[Collected data]
--- BEGIN ---
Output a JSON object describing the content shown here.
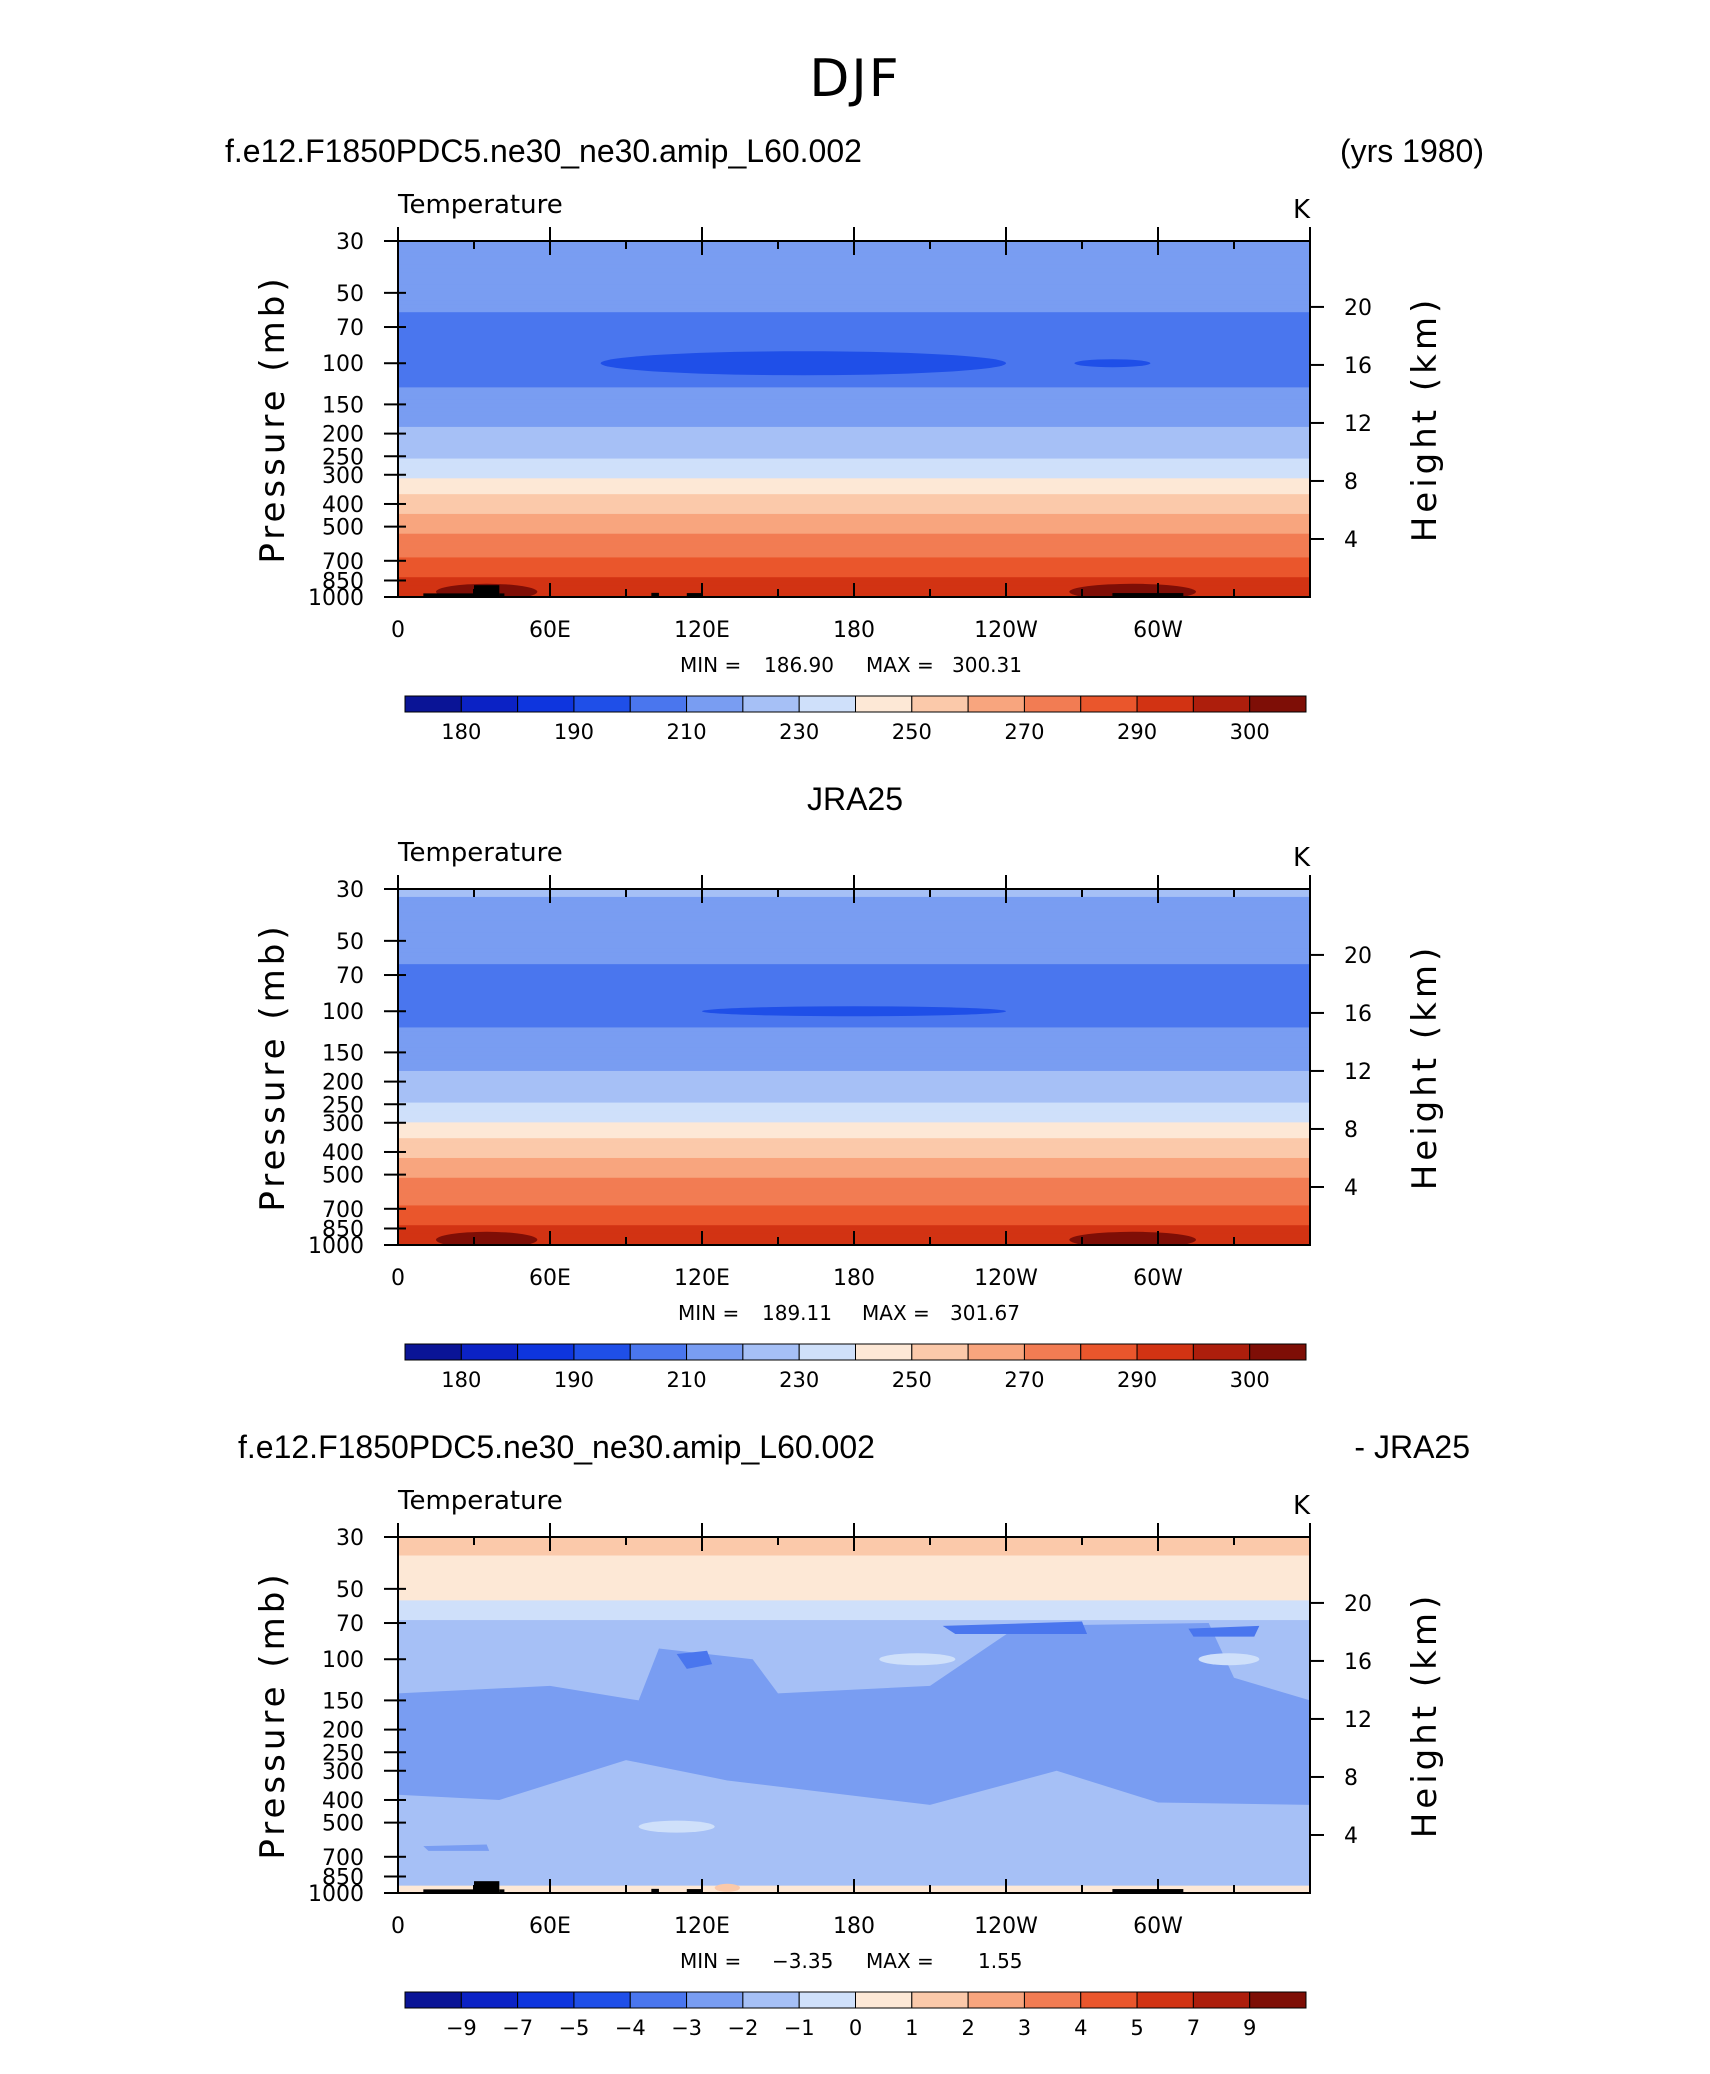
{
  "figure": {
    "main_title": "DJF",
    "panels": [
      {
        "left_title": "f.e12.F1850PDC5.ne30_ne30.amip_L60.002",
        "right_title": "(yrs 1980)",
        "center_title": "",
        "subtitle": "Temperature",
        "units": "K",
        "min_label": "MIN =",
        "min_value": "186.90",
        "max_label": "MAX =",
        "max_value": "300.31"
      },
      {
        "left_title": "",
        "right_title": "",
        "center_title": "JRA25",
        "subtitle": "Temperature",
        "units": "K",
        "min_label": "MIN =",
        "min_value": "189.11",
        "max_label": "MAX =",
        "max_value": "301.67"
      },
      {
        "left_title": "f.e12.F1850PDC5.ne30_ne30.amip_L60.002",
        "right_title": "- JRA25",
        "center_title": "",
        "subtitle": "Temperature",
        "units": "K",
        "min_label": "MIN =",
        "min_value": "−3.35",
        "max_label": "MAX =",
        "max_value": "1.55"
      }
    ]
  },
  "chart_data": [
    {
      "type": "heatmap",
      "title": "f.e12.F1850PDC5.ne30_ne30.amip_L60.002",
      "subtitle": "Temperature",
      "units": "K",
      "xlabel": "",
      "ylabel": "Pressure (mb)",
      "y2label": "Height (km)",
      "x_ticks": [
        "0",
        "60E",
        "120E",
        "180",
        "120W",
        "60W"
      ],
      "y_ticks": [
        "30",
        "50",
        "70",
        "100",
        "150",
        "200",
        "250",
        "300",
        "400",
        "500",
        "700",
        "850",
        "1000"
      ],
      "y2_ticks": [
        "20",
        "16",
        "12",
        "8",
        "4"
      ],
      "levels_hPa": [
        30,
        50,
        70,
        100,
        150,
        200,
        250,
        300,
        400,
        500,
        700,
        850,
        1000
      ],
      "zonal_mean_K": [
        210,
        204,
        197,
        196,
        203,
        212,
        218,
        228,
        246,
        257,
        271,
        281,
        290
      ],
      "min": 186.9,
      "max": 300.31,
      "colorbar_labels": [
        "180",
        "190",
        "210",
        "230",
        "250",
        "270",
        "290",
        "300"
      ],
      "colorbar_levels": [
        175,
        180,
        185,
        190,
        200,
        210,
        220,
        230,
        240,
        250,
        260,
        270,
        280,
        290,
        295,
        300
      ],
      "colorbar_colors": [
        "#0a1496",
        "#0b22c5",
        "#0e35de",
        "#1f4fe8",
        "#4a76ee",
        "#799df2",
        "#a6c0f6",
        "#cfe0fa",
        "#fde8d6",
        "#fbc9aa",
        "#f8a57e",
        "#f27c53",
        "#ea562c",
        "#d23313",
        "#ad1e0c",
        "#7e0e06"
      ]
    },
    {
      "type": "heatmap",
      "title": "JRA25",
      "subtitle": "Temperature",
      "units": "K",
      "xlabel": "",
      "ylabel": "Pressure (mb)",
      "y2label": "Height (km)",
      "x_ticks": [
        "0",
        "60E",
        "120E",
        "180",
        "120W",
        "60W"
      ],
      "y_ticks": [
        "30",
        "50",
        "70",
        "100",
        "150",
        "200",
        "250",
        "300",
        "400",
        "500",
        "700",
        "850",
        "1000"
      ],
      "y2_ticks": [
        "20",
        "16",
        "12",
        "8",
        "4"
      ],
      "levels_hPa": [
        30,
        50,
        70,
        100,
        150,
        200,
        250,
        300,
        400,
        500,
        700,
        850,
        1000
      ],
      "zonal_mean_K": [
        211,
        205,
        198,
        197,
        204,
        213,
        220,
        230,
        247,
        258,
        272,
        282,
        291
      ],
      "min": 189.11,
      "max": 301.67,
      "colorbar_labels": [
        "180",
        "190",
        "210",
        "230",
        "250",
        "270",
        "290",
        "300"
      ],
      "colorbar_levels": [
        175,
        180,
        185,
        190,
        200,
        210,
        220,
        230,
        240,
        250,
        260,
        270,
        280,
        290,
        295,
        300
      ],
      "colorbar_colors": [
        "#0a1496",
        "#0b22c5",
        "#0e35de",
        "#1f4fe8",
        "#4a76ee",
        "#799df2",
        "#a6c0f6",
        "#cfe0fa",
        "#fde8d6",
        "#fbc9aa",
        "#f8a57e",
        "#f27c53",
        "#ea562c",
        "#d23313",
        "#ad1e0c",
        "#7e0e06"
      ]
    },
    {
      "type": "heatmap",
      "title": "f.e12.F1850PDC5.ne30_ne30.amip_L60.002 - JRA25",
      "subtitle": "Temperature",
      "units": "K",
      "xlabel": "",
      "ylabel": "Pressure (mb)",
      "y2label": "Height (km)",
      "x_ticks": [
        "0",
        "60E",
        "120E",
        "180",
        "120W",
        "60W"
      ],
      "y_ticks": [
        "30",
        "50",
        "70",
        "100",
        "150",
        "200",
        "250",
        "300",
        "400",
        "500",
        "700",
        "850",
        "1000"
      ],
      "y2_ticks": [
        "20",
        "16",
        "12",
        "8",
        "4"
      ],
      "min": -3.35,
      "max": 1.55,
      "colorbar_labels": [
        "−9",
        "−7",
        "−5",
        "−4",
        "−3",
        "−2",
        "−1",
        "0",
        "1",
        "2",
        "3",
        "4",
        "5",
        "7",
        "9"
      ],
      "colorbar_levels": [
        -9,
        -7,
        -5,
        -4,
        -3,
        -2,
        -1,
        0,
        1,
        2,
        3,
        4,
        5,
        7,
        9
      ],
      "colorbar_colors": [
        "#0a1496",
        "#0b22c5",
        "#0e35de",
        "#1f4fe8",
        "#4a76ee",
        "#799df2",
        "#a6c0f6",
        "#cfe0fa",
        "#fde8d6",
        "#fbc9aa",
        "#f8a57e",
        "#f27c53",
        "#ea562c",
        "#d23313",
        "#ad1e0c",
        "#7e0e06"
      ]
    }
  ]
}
--- END ---
GOAL:
In the copy, include no pictures; restate the listing above exactly.

EXERCISE OUTPUT:
Output a JSON object describing the content shown here.
{
  "figure": {
    "main_title": "DJF",
    "panels": [
      {
        "left_title": "f.e12.F1850PDC5.ne30_ne30.amip_L60.002",
        "right_title": "(yrs 1980)",
        "center_title": "",
        "subtitle": "Temperature",
        "units": "K",
        "min_label": "MIN =",
        "min_value": "186.90",
        "max_label": "MAX =",
        "max_value": "300.31"
      },
      {
        "left_title": "",
        "right_title": "",
        "center_title": "JRA25",
        "subtitle": "Temperature",
        "units": "K",
        "min_label": "MIN =",
        "min_value": "189.11",
        "max_label": "MAX =",
        "max_value": "301.67"
      },
      {
        "left_title": "f.e12.F1850PDC5.ne30_ne30.amip_L60.002",
        "right_title": "- JRA25",
        "center_title": "",
        "subtitle": "Temperature",
        "units": "K",
        "min_label": "MIN =",
        "min_value": "−3.35",
        "max_label": "MAX =",
        "max_value": "1.55"
      }
    ]
  },
  "chart_data": [
    {
      "type": "heatmap",
      "title": "f.e12.F1850PDC5.ne30_ne30.amip_L60.002",
      "subtitle": "Temperature",
      "units": "K",
      "xlabel": "",
      "ylabel": "Pressure (mb)",
      "y2label": "Height (km)",
      "x_ticks": [
        "0",
        "60E",
        "120E",
        "180",
        "120W",
        "60W"
      ],
      "y_ticks": [
        "30",
        "50",
        "70",
        "100",
        "150",
        "200",
        "250",
        "300",
        "400",
        "500",
        "700",
        "850",
        "1000"
      ],
      "y2_ticks": [
        "20",
        "16",
        "12",
        "8",
        "4"
      ],
      "levels_hPa": [
        30,
        50,
        70,
        100,
        150,
        200,
        250,
        300,
        400,
        500,
        700,
        850,
        1000
      ],
      "zonal_mean_K": [
        210,
        204,
        197,
        196,
        203,
        212,
        218,
        228,
        246,
        257,
        271,
        281,
        290
      ],
      "min": 186.9,
      "max": 300.31,
      "colorbar_labels": [
        "180",
        "190",
        "210",
        "230",
        "250",
        "270",
        "290",
        "300"
      ],
      "colorbar_levels": [
        175,
        180,
        185,
        190,
        200,
        210,
        220,
        230,
        240,
        250,
        260,
        270,
        280,
        290,
        295,
        300
      ],
      "colorbar_colors": [
        "#0a1496",
        "#0b22c5",
        "#0e35de",
        "#1f4fe8",
        "#4a76ee",
        "#799df2",
        "#a6c0f6",
        "#cfe0fa",
        "#fde8d6",
        "#fbc9aa",
        "#f8a57e",
        "#f27c53",
        "#ea562c",
        "#d23313",
        "#ad1e0c",
        "#7e0e06"
      ]
    },
    {
      "type": "heatmap",
      "title": "JRA25",
      "subtitle": "Temperature",
      "units": "K",
      "xlabel": "",
      "ylabel": "Pressure (mb)",
      "y2label": "Height (km)",
      "x_ticks": [
        "0",
        "60E",
        "120E",
        "180",
        "120W",
        "60W"
      ],
      "y_ticks": [
        "30",
        "50",
        "70",
        "100",
        "150",
        "200",
        "250",
        "300",
        "400",
        "500",
        "700",
        "850",
        "1000"
      ],
      "y2_ticks": [
        "20",
        "16",
        "12",
        "8",
        "4"
      ],
      "levels_hPa": [
        30,
        50,
        70,
        100,
        150,
        200,
        250,
        300,
        400,
        500,
        700,
        850,
        1000
      ],
      "zonal_mean_K": [
        211,
        205,
        198,
        197,
        204,
        213,
        220,
        230,
        247,
        258,
        272,
        282,
        291
      ],
      "min": 189.11,
      "max": 301.67,
      "colorbar_labels": [
        "180",
        "190",
        "210",
        "230",
        "250",
        "270",
        "290",
        "300"
      ],
      "colorbar_levels": [
        175,
        180,
        185,
        190,
        200,
        210,
        220,
        230,
        240,
        250,
        260,
        270,
        280,
        290,
        295,
        300
      ],
      "colorbar_colors": [
        "#0a1496",
        "#0b22c5",
        "#0e35de",
        "#1f4fe8",
        "#4a76ee",
        "#799df2",
        "#a6c0f6",
        "#cfe0fa",
        "#fde8d6",
        "#fbc9aa",
        "#f8a57e",
        "#f27c53",
        "#ea562c",
        "#d23313",
        "#ad1e0c",
        "#7e0e06"
      ]
    },
    {
      "type": "heatmap",
      "title": "f.e12.F1850PDC5.ne30_ne30.amip_L60.002 - JRA25",
      "subtitle": "Temperature",
      "units": "K",
      "xlabel": "",
      "ylabel": "Pressure (mb)",
      "y2label": "Height (km)",
      "x_ticks": [
        "0",
        "60E",
        "120E",
        "180",
        "120W",
        "60W"
      ],
      "y_ticks": [
        "30",
        "50",
        "70",
        "100",
        "150",
        "200",
        "250",
        "300",
        "400",
        "500",
        "700",
        "850",
        "1000"
      ],
      "y2_ticks": [
        "20",
        "16",
        "12",
        "8",
        "4"
      ],
      "min": -3.35,
      "max": 1.55,
      "colorbar_labels": [
        "−9",
        "−7",
        "−5",
        "−4",
        "−3",
        "−2",
        "−1",
        "0",
        "1",
        "2",
        "3",
        "4",
        "5",
        "7",
        "9"
      ],
      "colorbar_levels": [
        -9,
        -7,
        -5,
        -4,
        -3,
        -2,
        -1,
        0,
        1,
        2,
        3,
        4,
        5,
        7,
        9
      ],
      "colorbar_colors": [
        "#0a1496",
        "#0b22c5",
        "#0e35de",
        "#1f4fe8",
        "#4a76ee",
        "#799df2",
        "#a6c0f6",
        "#cfe0fa",
        "#fde8d6",
        "#fbc9aa",
        "#f8a57e",
        "#f27c53",
        "#ea562c",
        "#d23313",
        "#ad1e0c",
        "#7e0e06"
      ]
    }
  ]
}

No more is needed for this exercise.